- **Records for the exercise**
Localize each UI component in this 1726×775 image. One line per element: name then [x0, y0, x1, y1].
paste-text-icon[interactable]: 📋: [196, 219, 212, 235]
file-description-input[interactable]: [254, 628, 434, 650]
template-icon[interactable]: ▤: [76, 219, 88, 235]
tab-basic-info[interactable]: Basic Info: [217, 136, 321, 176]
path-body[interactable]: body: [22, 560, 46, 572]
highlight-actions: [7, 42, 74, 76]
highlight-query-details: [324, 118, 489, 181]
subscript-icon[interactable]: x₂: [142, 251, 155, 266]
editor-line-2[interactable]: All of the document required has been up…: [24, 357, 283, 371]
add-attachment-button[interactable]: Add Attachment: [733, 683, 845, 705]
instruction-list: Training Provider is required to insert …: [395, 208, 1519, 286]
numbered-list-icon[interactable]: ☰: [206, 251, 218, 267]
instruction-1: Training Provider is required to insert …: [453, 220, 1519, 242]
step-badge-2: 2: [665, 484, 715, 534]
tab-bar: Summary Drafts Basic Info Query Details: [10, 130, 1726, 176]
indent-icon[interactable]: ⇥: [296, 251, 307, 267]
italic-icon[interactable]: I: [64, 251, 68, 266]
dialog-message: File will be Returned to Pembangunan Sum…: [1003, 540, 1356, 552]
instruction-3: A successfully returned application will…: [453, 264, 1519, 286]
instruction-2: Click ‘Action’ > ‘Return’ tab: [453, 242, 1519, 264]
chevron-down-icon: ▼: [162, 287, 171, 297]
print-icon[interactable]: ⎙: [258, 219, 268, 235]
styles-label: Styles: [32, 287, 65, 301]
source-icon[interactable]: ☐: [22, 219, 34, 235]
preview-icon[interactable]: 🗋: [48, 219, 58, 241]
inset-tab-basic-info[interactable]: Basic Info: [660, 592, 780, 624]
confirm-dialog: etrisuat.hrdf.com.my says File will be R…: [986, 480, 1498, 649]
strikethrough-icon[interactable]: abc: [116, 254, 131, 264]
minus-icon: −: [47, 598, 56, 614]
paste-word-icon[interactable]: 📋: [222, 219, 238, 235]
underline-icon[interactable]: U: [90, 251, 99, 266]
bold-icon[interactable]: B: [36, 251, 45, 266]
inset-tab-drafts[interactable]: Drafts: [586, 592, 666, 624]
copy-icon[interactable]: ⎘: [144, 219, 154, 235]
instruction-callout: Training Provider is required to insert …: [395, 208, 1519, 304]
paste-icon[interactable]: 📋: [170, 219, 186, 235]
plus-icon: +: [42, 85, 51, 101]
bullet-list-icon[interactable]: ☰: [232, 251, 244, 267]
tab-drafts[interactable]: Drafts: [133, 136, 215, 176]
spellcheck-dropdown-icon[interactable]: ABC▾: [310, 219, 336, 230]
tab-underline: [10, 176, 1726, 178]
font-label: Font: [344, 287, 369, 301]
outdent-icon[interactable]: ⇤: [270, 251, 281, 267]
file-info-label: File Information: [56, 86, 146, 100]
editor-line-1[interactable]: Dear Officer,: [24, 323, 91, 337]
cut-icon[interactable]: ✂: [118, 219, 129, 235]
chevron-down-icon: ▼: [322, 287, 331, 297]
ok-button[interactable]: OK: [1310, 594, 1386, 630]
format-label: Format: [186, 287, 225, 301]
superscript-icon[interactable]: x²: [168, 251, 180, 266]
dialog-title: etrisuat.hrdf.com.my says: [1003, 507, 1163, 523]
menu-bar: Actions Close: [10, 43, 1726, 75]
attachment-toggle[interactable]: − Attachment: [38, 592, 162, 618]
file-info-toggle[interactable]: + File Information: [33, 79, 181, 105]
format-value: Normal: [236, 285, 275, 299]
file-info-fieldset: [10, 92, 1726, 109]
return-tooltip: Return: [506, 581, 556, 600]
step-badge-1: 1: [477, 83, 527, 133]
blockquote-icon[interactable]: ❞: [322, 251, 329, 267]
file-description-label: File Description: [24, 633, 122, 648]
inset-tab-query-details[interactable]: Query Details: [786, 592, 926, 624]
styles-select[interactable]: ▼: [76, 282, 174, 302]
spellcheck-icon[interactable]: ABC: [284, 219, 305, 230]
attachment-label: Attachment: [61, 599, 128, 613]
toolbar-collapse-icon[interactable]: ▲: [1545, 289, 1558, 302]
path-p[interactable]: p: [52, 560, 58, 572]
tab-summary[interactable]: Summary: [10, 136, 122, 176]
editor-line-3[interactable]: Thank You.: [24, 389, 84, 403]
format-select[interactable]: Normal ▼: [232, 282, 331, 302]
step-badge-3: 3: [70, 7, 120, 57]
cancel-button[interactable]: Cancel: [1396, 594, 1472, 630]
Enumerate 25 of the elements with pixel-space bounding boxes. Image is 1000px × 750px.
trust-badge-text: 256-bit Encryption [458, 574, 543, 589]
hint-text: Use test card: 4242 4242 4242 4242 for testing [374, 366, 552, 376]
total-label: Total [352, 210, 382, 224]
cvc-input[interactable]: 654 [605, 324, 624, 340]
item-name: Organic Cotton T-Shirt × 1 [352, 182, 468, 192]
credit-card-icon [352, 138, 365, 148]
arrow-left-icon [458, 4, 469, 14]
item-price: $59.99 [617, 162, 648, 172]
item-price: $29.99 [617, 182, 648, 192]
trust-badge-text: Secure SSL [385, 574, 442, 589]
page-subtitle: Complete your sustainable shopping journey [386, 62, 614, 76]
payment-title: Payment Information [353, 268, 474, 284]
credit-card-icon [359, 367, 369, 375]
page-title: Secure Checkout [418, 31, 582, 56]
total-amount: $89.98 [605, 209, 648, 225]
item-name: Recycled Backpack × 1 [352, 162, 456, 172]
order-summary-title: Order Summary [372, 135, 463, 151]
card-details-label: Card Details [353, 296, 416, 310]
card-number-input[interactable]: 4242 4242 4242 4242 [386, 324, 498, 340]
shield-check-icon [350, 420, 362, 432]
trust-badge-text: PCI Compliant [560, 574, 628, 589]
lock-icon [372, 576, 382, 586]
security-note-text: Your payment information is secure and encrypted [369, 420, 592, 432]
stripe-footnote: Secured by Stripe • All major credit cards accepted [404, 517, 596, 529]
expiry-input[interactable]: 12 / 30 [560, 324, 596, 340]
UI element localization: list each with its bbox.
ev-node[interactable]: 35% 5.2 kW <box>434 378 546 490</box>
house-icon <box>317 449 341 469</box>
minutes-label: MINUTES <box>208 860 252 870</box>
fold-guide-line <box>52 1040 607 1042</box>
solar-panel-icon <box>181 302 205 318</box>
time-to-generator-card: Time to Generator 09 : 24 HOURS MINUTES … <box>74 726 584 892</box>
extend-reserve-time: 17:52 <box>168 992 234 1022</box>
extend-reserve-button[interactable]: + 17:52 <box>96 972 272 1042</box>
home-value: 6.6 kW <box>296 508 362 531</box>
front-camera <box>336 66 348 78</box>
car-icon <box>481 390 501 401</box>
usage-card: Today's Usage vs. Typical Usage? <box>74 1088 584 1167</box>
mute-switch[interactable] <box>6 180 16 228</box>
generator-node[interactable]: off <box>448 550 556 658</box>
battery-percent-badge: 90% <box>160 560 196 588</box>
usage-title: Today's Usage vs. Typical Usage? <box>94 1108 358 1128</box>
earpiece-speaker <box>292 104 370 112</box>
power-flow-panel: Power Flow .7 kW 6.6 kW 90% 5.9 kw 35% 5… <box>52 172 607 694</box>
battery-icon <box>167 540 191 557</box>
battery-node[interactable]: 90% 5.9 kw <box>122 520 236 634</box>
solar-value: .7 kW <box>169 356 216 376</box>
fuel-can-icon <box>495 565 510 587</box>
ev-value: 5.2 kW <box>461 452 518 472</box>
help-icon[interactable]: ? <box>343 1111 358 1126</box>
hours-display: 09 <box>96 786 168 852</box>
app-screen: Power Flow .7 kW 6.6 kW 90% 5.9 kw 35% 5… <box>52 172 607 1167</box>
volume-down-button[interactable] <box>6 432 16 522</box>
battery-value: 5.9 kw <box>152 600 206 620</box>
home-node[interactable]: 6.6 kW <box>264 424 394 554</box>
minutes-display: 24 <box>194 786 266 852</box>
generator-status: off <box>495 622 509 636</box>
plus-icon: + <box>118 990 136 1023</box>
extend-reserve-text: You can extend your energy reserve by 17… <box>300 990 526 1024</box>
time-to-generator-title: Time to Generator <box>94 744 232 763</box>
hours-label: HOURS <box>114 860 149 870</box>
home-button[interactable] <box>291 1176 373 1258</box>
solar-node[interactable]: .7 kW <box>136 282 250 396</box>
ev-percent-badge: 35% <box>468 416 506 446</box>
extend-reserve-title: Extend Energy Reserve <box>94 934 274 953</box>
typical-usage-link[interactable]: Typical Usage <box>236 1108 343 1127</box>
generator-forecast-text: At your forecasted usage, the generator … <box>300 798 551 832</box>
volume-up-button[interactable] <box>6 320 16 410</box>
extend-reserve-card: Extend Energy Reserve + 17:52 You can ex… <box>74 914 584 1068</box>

- **Job**
Reproduce the material above character for character, from its first line down to and including the line that contains "styles-label: Styles: [32, 287, 65, 301]".

- **Answer to the task**
Localize each UI component in this 1726×775 image. One line per element: name then [x0, y0, x1, y1].
paste-text-icon[interactable]: 📋: [196, 219, 212, 235]
file-description-input[interactable]: [254, 628, 434, 650]
template-icon[interactable]: ▤: [76, 219, 88, 235]
tab-basic-info[interactable]: Basic Info: [217, 136, 321, 176]
path-body[interactable]: body: [22, 560, 46, 572]
highlight-actions: [7, 42, 74, 76]
highlight-query-details: [324, 118, 489, 181]
subscript-icon[interactable]: x₂: [142, 251, 155, 266]
editor-line-2[interactable]: All of the document required has been up…: [24, 357, 283, 371]
add-attachment-button[interactable]: Add Attachment: [733, 683, 845, 705]
instruction-list: Training Provider is required to insert …: [395, 208, 1519, 286]
numbered-list-icon[interactable]: ☰: [206, 251, 218, 267]
instruction-1: Training Provider is required to insert …: [453, 220, 1519, 242]
step-badge-2: 2: [665, 484, 715, 534]
tab-bar: Summary Drafts Basic Info Query Details: [10, 130, 1726, 176]
indent-icon[interactable]: ⇥: [296, 251, 307, 267]
italic-icon[interactable]: I: [64, 251, 68, 266]
dialog-message: File will be Returned to Pembangunan Sum…: [1003, 540, 1356, 552]
instruction-3: A successfully returned application will…: [453, 264, 1519, 286]
instruction-2: Click ‘Action’ > ‘Return’ tab: [453, 242, 1519, 264]
chevron-down-icon: ▼: [162, 287, 171, 297]
print-icon[interactable]: ⎙: [258, 219, 268, 235]
styles-label: Styles: [32, 287, 65, 301]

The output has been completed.